╭─ DOCUMENT EXCERPT

# Recovery of damped exponentials using structured low rank matrix   completion

**Authors:** Arvind Balachandrasekaran, Vincent Magnotta, Mathews Jacob

arXiv: 1704.04511 · 2017-07-13

## TL;DR

This paper presents a structured low rank matrix completion method that efficiently recovers images from under-sampled measurements by exploiting exponential signal behavior and spatial smoothness, with applications in MR parameter mapping.

## Contribution

The paper introduces a novel IRLS-based algorithm with FFT approximations to reduce computational complexity for large-scale 3D problems in low rank matrix recovery.

╰─
╭─ EXTRACTED ENTRIES

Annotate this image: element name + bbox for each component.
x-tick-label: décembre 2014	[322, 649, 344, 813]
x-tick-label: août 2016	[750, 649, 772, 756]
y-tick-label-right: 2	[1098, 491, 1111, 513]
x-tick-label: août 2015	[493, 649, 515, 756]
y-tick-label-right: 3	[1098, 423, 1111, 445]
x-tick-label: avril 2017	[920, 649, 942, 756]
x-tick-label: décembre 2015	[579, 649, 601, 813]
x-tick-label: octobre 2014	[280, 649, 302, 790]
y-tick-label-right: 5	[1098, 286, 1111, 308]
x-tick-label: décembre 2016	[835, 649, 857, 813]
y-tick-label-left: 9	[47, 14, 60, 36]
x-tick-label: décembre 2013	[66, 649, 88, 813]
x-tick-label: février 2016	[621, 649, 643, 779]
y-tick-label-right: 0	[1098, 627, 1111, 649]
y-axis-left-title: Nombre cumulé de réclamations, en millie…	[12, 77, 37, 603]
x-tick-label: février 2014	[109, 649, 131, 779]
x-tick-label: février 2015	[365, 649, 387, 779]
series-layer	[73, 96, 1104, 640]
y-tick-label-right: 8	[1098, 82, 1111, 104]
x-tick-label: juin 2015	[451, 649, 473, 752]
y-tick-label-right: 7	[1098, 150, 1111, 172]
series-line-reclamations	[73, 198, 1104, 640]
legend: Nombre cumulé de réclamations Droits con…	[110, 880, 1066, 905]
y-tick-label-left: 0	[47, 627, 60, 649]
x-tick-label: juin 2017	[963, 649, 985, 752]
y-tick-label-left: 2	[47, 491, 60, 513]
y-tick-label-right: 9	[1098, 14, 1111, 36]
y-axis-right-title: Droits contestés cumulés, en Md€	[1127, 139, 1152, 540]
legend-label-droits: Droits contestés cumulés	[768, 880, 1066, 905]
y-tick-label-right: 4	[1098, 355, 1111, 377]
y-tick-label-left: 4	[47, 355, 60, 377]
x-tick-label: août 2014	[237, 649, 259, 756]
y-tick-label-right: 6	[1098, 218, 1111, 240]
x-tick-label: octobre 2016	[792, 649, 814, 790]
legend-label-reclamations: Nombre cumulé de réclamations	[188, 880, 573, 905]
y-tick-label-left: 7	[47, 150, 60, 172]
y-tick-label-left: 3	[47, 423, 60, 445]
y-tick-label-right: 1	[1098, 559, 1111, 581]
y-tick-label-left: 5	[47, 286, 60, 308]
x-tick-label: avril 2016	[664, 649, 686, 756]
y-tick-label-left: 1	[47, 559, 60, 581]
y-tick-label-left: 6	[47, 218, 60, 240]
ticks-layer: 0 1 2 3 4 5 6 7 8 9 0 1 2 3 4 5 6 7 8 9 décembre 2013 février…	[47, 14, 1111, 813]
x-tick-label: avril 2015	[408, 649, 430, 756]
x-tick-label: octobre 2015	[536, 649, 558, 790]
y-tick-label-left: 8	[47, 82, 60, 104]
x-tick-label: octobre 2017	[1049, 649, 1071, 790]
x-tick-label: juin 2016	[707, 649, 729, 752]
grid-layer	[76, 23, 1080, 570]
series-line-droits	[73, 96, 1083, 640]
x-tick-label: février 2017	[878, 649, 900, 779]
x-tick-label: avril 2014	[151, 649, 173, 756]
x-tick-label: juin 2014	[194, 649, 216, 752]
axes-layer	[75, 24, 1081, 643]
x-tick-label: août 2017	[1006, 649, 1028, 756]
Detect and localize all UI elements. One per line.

╰─
╭─ EXTRACTED ENTRIES

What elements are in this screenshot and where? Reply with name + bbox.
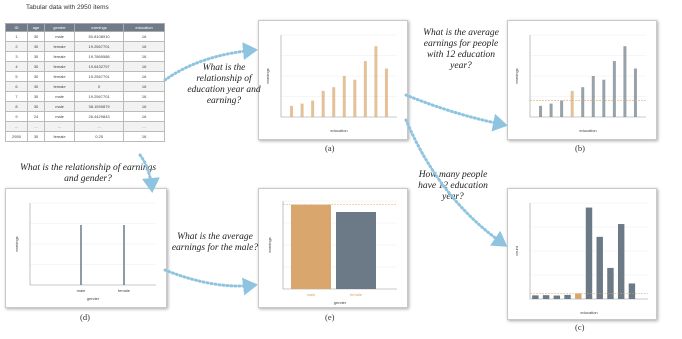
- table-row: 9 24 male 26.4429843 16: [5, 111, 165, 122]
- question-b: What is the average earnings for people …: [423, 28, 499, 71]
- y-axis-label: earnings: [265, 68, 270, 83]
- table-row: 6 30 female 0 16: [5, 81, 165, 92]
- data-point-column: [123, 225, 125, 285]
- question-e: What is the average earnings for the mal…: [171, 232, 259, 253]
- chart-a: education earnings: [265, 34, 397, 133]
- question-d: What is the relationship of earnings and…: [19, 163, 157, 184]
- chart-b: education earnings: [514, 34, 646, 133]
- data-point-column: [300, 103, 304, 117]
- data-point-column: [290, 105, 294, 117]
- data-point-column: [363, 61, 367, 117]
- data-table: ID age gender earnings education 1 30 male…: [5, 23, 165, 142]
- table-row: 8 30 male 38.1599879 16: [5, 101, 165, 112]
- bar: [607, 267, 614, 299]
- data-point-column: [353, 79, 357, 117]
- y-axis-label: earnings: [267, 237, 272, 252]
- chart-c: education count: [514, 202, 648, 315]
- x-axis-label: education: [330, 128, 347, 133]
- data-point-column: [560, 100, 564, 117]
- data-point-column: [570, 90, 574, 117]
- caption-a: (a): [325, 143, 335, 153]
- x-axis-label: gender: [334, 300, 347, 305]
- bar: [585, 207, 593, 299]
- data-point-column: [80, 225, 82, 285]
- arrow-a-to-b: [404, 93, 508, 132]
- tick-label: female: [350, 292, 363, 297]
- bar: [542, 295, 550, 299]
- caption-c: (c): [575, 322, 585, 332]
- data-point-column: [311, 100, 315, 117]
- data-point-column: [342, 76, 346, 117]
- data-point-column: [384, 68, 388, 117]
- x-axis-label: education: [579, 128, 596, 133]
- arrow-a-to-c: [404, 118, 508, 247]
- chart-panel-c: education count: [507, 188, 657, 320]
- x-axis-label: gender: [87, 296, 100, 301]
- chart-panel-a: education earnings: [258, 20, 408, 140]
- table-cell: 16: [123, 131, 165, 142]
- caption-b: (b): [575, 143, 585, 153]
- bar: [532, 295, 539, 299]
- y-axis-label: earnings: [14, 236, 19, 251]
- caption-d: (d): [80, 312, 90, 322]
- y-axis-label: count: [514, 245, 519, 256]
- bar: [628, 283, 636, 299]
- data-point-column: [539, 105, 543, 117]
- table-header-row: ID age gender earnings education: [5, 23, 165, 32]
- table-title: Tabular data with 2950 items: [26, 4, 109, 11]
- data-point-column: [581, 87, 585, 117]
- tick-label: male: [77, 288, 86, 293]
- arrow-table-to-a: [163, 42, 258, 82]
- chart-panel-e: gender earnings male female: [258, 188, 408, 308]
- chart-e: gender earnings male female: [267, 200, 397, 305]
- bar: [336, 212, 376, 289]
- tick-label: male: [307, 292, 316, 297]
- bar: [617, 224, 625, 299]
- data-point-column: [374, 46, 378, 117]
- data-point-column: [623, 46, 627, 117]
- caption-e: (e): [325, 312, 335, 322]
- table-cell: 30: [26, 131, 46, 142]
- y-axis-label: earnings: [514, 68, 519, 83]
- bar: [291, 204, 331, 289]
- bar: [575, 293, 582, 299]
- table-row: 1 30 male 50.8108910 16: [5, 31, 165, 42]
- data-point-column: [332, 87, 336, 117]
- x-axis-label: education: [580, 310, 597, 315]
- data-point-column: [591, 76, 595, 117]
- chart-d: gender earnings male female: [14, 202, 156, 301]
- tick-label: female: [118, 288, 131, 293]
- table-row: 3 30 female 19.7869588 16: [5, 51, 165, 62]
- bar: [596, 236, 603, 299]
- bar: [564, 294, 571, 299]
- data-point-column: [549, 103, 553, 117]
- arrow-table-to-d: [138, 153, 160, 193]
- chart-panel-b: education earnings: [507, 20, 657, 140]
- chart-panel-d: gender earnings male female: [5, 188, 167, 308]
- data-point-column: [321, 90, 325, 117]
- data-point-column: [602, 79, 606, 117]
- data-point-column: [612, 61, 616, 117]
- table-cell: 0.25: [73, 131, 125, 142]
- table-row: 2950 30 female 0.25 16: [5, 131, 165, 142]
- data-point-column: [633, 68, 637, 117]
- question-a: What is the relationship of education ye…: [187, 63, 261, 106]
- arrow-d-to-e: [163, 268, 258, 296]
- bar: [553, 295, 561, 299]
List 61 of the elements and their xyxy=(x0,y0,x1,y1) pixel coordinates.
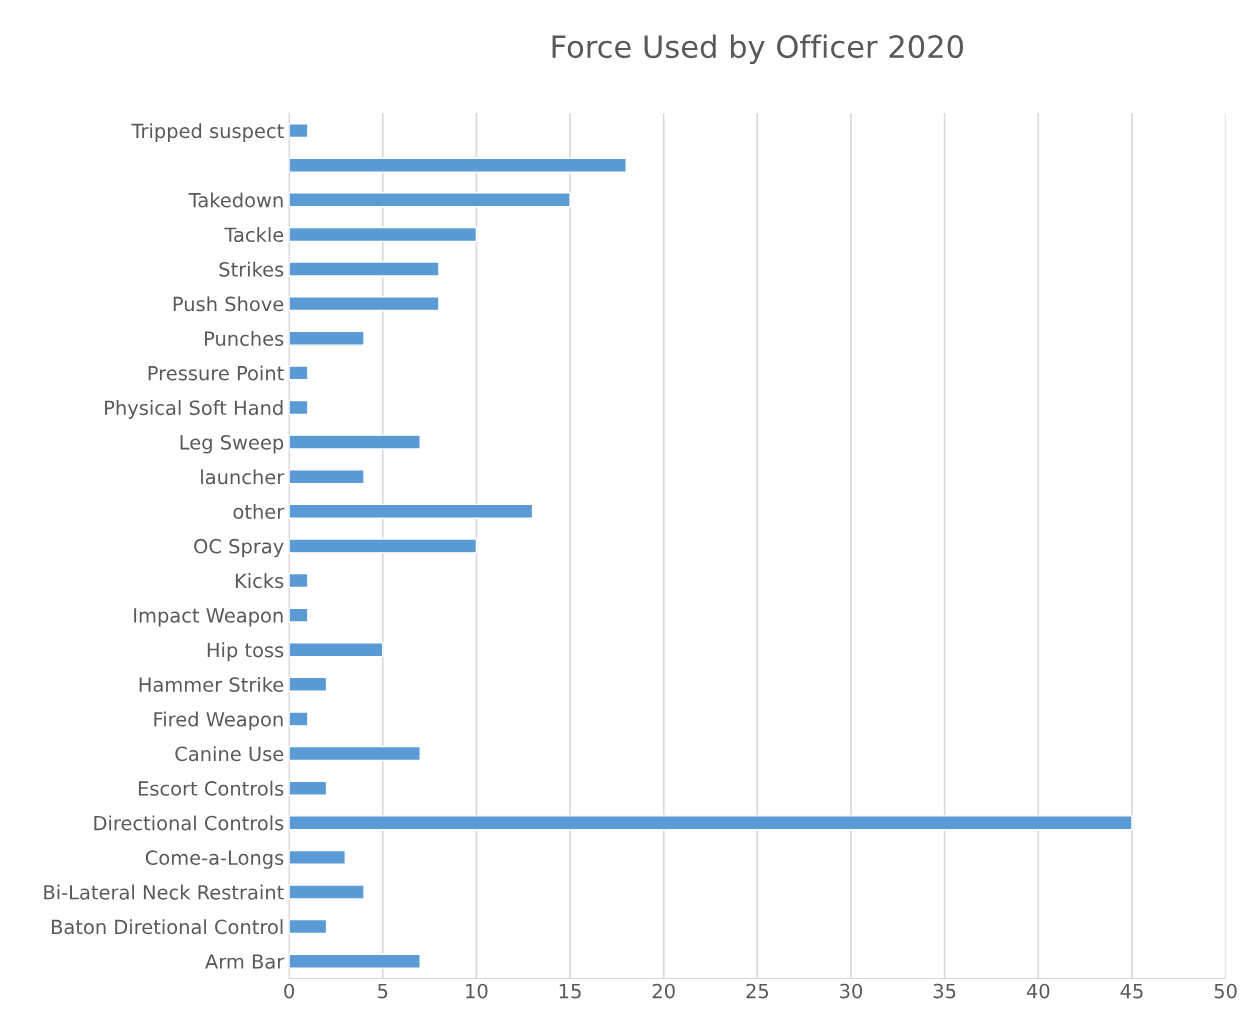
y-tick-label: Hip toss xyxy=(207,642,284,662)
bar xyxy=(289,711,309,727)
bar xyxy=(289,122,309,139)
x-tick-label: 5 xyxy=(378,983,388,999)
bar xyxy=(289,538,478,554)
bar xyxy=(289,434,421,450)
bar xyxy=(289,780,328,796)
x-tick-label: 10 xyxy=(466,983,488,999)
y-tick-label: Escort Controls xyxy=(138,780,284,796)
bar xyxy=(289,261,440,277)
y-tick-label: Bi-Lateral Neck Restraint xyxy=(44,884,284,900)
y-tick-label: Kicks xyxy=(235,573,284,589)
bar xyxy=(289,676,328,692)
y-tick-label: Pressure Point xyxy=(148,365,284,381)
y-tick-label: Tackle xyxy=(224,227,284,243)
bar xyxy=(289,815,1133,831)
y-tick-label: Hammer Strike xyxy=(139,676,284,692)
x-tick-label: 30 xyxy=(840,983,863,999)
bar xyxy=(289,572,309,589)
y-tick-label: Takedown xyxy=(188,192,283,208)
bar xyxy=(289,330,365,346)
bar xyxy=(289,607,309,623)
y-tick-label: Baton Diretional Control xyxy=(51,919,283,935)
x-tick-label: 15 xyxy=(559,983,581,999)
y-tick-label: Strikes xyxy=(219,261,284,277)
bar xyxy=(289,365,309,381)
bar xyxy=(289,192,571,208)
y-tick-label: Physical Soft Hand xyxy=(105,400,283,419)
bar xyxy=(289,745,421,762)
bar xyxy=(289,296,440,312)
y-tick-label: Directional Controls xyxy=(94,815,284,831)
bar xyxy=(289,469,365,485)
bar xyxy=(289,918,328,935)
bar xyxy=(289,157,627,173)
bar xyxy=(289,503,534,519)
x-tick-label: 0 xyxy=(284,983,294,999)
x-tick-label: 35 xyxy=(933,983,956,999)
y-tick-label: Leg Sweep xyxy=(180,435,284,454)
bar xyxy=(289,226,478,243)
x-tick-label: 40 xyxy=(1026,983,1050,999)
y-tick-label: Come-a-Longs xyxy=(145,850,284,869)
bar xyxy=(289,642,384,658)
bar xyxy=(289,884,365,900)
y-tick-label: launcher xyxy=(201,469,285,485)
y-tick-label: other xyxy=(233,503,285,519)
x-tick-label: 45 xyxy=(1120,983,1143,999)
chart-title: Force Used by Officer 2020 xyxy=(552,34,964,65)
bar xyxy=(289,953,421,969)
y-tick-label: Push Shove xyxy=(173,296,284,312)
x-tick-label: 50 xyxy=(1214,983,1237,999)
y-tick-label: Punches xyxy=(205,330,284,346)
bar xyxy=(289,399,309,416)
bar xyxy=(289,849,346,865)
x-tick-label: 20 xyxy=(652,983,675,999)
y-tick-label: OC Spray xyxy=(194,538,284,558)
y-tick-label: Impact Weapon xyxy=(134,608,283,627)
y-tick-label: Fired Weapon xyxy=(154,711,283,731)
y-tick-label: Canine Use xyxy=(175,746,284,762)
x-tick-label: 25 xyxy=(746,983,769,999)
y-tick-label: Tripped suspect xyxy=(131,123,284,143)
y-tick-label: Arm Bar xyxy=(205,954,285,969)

╰─

*DIRECTIVE*. Condense the low rank matrix completion summary above into two sentences.

*FINISHED ANSWER*. The paper presents a structured low rank matrix completion method that efficiently recovers images from under-sampled measurements by exploiting exponential signal behavior and spatial smoothness, with applications in MR parameter mapping. It introduces an IRLS-based algorithm with FFT approximations that reduces computational complexity for large-scale 3D problems.